TEXTAUSZUG:
■ ■ ■ ■
Murgang mit grossem Schadenspotenzial droht
Viele Bewohner von Blatten kommen laut SRF bei Bekannten oder Verwandten unter. Die Gemeinden im Tal suchen zudem Unterkünfte für die betroffenen Personen. Die Verantwortlichen gehen aufgrund der Bewegungen am Berg nicht davon aus, dass die Evakuation noch Monate andauert. Weil derzeit Nebensaison herrscht, sind zudem kaum Feriengäste betroffen.
Der Birchgletscher steht seit den 1990er Jahren unter Beobachtung. Die Gemeinde vermutet, dass die bevorstehende Schneeschmelze ab etwa 2500 Metern Höhe die Gefährdungslage verursacht habe. Laut Alban Brigger hat sich die Bewegungsrichtung des Gesteins verändert. Bei einem massiven Abbruch auf den Gletscher drohe eine Kettenreaktion. «Der Bergsturz würde auf den Gletscher fallen, der Gletscher löste sich in Wasser auf, und das führte zu einem schnellen Murgang, der grosses Schadenspotenzial hätte», sagte Brigger dem «Walliser Boten».
Die Situation in Blatten erinnert an das Schicksal der Bündner Gemeinde Brienz. Dort droht seit Jahren ein rutschender Berghang das kleine Dorf zu verschütten. Die Bewohner mussten ihre Heimat schon mehrmals verlassen. Sie dürfen seit November nur sporadisch in ihre Häuser zurückkehren. Eine erhoffte langfristige Entspannung der Lage blieb bislang aus. Eine Umsiedlung wird immer wahrscheinlicher.
■ ■ ■ ■
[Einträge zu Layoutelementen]

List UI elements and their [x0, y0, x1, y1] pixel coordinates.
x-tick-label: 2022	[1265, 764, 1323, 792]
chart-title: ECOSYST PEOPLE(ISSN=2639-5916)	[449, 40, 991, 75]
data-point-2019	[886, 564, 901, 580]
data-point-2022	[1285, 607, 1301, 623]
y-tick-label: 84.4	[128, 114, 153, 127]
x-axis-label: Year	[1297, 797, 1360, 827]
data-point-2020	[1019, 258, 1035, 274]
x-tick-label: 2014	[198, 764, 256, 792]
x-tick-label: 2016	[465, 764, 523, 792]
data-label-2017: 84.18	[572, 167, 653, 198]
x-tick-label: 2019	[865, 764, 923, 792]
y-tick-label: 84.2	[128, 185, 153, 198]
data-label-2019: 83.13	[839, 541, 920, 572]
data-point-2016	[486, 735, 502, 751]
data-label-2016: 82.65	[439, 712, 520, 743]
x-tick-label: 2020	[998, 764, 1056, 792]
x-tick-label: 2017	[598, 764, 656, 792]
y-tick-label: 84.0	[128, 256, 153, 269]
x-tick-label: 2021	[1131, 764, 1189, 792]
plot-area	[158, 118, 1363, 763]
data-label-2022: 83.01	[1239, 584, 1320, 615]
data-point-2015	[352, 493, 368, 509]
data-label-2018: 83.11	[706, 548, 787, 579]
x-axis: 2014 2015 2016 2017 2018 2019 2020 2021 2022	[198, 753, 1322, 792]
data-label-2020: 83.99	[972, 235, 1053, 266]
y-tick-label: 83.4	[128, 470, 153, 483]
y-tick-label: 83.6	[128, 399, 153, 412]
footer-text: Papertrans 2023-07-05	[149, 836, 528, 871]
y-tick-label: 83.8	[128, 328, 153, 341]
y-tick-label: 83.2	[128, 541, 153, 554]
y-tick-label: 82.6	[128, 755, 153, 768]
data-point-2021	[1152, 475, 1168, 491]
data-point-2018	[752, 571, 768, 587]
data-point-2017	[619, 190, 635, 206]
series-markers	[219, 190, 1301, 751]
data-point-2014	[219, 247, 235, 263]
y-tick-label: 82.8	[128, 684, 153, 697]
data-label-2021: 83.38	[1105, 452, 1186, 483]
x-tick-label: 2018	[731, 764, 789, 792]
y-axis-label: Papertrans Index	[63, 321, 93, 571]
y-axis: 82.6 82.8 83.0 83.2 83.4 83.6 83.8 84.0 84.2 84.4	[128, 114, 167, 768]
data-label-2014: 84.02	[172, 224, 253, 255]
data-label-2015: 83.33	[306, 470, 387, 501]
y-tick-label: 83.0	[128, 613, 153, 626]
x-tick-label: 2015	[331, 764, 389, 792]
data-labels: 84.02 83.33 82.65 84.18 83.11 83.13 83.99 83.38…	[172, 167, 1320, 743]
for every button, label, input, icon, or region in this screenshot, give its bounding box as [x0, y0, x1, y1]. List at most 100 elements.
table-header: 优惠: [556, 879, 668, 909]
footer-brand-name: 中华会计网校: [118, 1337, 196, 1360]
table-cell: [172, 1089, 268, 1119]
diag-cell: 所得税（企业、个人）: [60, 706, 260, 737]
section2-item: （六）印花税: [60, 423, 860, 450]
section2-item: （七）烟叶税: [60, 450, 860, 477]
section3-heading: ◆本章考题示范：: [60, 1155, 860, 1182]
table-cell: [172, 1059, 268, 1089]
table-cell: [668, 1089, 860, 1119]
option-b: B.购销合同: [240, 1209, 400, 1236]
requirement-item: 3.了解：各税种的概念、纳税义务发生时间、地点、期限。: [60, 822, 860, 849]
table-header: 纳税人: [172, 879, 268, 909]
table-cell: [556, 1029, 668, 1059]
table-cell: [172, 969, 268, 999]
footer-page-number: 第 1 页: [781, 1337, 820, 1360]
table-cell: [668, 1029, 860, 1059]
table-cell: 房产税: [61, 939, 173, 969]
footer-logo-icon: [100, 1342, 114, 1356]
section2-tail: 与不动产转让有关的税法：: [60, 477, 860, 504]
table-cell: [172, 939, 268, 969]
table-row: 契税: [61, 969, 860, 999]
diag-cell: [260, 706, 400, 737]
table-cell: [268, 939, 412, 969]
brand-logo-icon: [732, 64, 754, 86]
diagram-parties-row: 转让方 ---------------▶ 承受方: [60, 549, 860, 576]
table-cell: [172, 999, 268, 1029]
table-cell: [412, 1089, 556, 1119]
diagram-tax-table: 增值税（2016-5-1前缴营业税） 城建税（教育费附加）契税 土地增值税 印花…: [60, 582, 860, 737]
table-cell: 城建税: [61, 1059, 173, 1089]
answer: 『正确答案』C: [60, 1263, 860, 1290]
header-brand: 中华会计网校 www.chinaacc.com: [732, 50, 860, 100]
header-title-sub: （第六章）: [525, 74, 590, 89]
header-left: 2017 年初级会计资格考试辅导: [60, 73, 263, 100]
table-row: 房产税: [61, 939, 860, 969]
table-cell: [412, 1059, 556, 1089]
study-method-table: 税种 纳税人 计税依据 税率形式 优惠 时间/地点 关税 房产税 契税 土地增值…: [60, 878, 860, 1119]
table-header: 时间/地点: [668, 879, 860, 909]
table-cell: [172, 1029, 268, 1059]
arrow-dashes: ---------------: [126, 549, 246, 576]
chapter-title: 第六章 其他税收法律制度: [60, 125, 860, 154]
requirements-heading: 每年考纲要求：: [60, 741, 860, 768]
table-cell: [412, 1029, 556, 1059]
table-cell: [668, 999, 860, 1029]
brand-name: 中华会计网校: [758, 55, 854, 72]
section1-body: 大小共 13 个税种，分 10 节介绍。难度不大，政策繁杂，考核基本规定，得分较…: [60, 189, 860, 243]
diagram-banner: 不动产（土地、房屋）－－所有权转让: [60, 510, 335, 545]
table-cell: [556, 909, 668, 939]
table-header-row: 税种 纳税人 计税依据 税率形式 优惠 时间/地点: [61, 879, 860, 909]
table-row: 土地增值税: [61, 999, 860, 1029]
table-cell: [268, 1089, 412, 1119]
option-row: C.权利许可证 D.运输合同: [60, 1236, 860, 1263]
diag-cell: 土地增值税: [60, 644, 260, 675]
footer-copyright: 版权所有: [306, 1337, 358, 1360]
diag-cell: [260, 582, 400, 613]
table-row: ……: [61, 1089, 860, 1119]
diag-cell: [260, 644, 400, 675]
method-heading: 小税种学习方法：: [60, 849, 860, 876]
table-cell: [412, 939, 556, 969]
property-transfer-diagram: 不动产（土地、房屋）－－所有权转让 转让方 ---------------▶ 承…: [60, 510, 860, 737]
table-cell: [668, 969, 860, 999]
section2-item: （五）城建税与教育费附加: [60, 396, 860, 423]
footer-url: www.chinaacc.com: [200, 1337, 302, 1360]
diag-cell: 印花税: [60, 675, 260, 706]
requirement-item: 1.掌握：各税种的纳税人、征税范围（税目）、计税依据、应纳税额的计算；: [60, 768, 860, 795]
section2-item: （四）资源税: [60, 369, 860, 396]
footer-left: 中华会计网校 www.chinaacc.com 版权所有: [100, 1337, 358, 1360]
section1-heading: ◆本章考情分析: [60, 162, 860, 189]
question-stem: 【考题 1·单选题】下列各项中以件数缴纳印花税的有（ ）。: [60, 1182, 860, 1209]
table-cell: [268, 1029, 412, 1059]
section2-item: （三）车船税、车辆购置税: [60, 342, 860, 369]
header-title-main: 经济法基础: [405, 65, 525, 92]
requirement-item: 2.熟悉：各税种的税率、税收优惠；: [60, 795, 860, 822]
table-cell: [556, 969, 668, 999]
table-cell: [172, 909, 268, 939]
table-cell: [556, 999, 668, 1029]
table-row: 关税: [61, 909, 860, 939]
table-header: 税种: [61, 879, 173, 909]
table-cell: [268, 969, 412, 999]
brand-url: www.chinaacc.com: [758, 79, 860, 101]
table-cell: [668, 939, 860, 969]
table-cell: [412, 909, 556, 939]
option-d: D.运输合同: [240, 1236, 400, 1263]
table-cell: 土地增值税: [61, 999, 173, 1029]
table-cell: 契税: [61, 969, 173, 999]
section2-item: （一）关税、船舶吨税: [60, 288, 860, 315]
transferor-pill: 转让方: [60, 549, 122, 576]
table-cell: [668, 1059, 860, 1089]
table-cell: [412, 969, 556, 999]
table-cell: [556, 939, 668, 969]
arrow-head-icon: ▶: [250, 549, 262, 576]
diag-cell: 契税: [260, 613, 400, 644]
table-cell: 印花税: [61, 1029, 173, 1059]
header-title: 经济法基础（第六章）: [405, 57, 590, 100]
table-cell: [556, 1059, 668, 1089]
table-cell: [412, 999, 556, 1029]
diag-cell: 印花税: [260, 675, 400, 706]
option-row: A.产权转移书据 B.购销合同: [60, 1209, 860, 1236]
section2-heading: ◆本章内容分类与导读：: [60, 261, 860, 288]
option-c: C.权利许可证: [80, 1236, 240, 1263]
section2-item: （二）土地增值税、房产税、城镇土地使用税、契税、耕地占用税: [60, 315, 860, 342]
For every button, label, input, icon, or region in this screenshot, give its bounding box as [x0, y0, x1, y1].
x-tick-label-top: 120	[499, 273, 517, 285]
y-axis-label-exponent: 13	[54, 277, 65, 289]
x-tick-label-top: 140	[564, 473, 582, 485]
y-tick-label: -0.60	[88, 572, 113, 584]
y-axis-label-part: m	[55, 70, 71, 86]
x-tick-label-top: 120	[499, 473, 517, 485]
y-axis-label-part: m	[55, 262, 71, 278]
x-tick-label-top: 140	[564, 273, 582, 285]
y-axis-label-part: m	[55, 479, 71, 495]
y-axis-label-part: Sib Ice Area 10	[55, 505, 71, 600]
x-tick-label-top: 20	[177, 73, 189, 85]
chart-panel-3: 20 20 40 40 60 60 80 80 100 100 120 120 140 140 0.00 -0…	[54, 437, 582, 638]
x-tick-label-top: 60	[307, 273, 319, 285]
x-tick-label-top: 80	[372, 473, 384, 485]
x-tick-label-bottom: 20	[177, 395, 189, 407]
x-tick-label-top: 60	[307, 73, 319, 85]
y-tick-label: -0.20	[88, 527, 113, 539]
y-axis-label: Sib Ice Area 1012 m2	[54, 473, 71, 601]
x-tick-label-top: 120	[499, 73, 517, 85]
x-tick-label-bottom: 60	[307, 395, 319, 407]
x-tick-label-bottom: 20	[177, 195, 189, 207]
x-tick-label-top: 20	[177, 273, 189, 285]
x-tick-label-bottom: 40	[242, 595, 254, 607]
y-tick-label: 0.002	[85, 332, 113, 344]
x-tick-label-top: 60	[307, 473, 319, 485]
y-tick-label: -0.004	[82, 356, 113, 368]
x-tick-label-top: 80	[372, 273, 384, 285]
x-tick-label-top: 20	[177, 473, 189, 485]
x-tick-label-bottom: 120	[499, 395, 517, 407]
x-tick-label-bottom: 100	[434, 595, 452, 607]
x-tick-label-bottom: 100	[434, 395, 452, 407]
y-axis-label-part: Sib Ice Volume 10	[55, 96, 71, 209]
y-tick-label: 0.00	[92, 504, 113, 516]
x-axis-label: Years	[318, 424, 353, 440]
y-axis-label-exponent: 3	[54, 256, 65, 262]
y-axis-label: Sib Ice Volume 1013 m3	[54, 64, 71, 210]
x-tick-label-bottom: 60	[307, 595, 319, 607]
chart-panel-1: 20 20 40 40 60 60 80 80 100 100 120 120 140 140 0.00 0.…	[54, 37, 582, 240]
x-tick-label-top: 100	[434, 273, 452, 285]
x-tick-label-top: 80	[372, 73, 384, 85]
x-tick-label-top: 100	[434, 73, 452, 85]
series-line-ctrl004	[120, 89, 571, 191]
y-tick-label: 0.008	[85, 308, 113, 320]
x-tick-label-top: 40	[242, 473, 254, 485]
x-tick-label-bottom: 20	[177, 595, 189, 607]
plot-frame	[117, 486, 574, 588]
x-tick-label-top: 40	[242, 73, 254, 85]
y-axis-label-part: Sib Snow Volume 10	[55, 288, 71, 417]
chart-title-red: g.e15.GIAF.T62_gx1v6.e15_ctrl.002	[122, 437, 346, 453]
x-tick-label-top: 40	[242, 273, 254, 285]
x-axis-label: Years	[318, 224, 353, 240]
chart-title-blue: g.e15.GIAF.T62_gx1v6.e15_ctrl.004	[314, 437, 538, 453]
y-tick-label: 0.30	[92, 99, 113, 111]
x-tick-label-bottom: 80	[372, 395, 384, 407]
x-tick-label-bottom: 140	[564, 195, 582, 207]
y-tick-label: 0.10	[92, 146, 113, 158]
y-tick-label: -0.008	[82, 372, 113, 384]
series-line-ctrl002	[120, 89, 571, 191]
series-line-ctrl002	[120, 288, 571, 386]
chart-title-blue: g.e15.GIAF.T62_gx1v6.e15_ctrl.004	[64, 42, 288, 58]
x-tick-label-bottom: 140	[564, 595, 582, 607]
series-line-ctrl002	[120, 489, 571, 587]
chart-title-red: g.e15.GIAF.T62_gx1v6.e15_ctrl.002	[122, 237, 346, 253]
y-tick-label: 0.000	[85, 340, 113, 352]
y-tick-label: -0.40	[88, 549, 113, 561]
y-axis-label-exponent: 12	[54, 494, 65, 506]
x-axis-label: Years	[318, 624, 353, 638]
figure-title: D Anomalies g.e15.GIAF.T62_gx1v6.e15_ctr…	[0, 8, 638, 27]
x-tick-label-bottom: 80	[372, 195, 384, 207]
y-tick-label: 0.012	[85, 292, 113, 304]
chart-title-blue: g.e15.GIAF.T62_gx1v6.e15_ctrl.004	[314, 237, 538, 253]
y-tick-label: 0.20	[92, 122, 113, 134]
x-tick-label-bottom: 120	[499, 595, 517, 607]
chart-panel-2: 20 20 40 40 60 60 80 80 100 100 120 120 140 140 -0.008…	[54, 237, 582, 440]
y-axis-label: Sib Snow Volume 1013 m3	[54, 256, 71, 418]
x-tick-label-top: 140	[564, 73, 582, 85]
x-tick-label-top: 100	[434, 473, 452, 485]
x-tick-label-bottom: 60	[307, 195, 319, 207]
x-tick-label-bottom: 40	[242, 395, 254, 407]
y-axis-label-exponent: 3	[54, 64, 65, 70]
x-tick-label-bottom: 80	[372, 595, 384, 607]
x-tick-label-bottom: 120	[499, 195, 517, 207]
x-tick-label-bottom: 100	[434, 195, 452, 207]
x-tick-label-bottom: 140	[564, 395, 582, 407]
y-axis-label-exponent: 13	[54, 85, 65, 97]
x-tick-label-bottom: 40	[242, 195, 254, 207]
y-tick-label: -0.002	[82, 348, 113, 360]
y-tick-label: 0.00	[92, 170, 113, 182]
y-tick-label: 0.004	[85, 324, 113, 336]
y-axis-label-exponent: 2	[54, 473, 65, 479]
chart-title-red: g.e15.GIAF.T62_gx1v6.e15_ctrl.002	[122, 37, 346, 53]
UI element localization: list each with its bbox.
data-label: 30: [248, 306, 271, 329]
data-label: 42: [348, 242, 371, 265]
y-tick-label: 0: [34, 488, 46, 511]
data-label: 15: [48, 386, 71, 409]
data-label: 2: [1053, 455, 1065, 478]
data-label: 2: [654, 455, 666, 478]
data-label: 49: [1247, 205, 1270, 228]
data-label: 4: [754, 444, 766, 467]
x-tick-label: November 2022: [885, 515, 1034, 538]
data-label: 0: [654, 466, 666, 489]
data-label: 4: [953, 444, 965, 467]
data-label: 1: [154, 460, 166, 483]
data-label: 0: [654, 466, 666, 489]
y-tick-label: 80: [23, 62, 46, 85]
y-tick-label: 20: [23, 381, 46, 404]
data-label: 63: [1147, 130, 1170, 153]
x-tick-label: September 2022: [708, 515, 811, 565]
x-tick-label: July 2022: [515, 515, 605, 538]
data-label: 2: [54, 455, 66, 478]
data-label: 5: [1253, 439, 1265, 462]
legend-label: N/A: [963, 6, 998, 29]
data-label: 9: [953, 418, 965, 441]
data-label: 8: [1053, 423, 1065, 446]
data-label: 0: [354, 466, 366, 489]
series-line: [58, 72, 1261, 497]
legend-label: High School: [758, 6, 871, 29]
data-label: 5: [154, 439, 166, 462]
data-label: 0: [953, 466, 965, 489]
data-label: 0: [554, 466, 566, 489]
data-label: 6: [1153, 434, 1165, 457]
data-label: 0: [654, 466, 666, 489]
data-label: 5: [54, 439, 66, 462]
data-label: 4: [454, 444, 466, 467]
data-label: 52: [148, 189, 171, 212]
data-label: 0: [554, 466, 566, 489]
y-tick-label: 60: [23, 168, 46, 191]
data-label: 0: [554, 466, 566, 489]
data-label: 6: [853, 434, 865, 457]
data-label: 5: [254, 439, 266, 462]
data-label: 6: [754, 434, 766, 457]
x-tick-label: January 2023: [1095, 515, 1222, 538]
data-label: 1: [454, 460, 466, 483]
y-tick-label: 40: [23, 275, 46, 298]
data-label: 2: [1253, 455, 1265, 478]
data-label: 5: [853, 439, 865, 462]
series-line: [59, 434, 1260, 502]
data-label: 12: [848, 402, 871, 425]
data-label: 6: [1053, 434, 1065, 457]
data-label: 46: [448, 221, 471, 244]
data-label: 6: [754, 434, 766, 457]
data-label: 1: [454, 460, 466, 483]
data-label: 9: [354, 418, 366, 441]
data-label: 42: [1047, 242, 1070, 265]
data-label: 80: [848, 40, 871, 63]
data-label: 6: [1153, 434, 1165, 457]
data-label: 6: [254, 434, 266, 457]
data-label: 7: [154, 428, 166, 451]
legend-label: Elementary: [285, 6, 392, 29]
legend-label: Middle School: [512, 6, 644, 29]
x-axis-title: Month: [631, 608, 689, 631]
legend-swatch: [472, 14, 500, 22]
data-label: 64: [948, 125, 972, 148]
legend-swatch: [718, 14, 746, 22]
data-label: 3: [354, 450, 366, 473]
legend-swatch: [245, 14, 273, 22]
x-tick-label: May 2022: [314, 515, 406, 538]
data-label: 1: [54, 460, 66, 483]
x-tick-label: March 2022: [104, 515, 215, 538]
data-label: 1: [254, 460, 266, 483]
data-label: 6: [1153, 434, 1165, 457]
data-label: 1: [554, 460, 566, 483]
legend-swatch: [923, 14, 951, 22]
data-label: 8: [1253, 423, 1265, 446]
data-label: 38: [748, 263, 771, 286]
■ ■ ■ ■
AUFGABEN:
**1)** Zähle die Schritte der Kettenreaktion, die Brigger im Textauszug beschreibt, in ihrer Reihenfolge auf.
**2)** Seit wann wird der Birchgletscher laut Textauszug beobachtet?
**3)** Prüfe anhand des Textauszugs, ob die folgenden Aussagen zutreffen:
(a) Die Bewohner von Brienz dürfen seit November nur sporadisch in ihre Häuser zurück.
(b) In Blatten sind viele Feriengäste betroffen.
(c) Die Verantwortlichen rechnen damit, dass die Evakuation noch Monate dauert.
Die Datensätze werden hier nicht gebraucht.

LÖSUNGEN:
**1)**
1. Der Bergsturz fällt auf den Gletscher.
2. Der Gletscher löst sich in Wasser auf.
3. Daraus entsteht ein schneller Murgang mit grossem Schadenspotenzial.

**2)** Seit den 1990er Jahren.

**3)**
(a) Ja: «Sie dürfen seit November nur sporadisch in ihre Häuser zurückkehren.»
(b) Nein: «Weil derzeit Nebensaison herrscht, sind zudem kaum Feriengäste betroffen.»
(c) Nein: «Die Verantwortlichen gehen aufgrund der Bewegungen am Berg nicht davon aus, dass die Evakuation noch Monate andauert.»